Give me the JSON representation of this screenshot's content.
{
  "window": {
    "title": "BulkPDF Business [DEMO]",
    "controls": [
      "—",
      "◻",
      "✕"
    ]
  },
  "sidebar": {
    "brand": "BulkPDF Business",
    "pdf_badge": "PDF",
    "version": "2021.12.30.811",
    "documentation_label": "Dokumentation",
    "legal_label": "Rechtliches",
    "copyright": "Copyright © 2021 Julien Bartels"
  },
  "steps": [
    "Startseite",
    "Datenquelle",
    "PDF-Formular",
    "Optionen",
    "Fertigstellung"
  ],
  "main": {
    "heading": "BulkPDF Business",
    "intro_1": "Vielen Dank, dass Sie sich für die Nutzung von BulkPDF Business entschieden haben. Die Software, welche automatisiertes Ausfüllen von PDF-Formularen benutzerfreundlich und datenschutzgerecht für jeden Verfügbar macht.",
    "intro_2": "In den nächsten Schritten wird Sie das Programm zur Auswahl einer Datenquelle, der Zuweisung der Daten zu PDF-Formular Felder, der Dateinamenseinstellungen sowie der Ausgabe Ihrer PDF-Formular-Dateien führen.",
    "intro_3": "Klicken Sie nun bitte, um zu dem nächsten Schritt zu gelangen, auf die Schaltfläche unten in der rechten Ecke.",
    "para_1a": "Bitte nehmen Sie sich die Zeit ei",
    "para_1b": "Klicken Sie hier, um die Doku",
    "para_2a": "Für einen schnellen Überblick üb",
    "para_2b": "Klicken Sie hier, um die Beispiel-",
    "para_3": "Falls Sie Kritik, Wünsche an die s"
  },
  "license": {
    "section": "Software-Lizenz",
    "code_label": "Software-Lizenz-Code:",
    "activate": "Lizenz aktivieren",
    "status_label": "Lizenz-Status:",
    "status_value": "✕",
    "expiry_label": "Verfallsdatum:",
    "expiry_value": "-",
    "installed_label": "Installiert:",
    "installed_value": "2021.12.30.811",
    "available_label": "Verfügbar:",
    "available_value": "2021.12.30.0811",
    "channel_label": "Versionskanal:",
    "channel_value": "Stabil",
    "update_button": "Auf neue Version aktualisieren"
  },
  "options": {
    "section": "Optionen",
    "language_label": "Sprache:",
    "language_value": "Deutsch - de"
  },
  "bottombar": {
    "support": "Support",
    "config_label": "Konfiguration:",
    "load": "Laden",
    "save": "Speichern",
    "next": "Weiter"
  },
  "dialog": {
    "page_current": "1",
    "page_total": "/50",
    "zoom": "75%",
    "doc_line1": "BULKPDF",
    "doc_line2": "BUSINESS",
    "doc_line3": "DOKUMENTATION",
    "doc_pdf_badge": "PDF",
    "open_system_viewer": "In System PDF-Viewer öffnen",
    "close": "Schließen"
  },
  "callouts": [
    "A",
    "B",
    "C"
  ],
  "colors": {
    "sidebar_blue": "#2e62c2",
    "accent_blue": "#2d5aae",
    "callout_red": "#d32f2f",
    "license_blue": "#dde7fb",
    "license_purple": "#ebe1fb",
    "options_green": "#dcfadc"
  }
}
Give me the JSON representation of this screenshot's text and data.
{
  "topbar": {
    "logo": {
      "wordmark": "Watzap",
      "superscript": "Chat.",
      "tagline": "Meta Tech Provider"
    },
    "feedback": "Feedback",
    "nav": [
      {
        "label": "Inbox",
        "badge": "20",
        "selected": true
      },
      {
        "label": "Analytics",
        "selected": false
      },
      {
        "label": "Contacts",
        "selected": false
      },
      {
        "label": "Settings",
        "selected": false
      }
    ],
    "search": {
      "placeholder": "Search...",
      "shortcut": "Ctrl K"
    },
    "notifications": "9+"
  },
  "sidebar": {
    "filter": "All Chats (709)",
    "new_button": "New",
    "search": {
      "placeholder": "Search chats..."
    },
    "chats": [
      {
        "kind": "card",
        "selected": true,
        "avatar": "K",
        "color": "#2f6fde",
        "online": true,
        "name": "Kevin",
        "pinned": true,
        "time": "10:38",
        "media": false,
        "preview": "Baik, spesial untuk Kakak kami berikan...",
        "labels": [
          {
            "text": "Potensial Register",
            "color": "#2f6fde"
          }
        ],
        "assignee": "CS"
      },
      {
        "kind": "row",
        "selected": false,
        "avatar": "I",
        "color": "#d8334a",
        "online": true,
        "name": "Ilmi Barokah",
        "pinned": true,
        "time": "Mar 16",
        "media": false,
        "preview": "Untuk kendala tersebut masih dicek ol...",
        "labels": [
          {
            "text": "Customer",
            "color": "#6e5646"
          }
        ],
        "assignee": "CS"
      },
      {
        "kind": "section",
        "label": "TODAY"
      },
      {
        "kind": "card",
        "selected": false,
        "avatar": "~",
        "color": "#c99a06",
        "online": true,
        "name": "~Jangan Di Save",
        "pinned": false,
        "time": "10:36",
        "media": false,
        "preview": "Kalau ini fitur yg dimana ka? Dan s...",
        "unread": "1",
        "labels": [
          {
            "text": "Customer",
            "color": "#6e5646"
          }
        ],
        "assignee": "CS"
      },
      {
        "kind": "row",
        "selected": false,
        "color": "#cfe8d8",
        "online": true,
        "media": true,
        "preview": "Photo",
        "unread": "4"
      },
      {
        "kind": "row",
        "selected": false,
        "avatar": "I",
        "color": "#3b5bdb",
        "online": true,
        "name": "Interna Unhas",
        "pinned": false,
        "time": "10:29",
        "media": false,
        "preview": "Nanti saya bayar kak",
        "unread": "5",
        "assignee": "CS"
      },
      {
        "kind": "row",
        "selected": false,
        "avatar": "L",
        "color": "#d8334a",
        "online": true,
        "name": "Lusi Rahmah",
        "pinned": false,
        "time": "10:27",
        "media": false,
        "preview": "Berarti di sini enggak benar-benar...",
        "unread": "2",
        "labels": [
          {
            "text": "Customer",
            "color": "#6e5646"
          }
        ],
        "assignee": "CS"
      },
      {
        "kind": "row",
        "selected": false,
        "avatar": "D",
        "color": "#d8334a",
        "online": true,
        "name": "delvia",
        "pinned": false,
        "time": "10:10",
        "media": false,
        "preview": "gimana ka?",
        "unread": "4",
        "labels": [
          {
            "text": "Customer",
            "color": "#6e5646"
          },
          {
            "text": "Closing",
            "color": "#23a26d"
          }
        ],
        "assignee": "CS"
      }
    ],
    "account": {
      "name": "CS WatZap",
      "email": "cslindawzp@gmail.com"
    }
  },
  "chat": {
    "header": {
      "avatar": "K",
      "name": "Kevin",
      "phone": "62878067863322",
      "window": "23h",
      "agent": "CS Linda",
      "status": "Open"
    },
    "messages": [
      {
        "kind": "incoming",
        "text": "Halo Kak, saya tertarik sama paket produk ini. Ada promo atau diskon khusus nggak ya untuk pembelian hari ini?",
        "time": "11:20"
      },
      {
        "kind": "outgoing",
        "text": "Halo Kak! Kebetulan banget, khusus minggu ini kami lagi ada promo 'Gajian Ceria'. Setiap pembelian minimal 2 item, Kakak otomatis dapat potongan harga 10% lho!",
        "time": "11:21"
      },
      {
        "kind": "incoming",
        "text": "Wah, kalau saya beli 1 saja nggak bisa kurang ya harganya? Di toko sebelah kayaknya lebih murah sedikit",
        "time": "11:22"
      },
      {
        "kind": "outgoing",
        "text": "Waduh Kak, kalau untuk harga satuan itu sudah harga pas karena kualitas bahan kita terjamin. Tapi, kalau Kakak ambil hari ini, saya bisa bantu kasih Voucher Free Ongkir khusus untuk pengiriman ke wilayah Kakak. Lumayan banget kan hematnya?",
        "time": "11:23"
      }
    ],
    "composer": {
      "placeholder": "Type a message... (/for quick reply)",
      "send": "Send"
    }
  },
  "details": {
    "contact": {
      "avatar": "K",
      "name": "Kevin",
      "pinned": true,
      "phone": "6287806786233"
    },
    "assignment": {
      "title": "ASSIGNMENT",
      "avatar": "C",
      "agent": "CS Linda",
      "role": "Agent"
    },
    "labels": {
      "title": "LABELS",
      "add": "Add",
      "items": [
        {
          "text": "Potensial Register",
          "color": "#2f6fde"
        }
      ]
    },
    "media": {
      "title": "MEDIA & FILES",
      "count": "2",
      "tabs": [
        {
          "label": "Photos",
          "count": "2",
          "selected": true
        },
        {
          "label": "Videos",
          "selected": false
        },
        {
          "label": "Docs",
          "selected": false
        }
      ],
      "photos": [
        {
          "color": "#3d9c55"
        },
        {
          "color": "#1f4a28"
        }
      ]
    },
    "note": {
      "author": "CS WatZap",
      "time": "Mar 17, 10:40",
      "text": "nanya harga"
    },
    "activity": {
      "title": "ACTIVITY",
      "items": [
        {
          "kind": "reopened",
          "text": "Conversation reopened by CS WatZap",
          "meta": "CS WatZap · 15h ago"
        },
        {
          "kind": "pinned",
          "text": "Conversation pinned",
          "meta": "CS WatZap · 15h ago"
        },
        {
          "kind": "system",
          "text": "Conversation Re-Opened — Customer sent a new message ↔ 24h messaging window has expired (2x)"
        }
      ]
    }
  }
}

______

_Prompt_:
From the data above, copy each line that has the string "time".

_Right answer_:
        "time": "10:38",
        "time": "Mar 16",
        "time": "10:36",
        "time": "10:29",
        "time": "10:27",
        "time": "10:10",
        "time": "11:20"
        "time": "11:21"
        "time": "11:22"
        "time": "11:23"
      "time": "Mar 17, 10:40",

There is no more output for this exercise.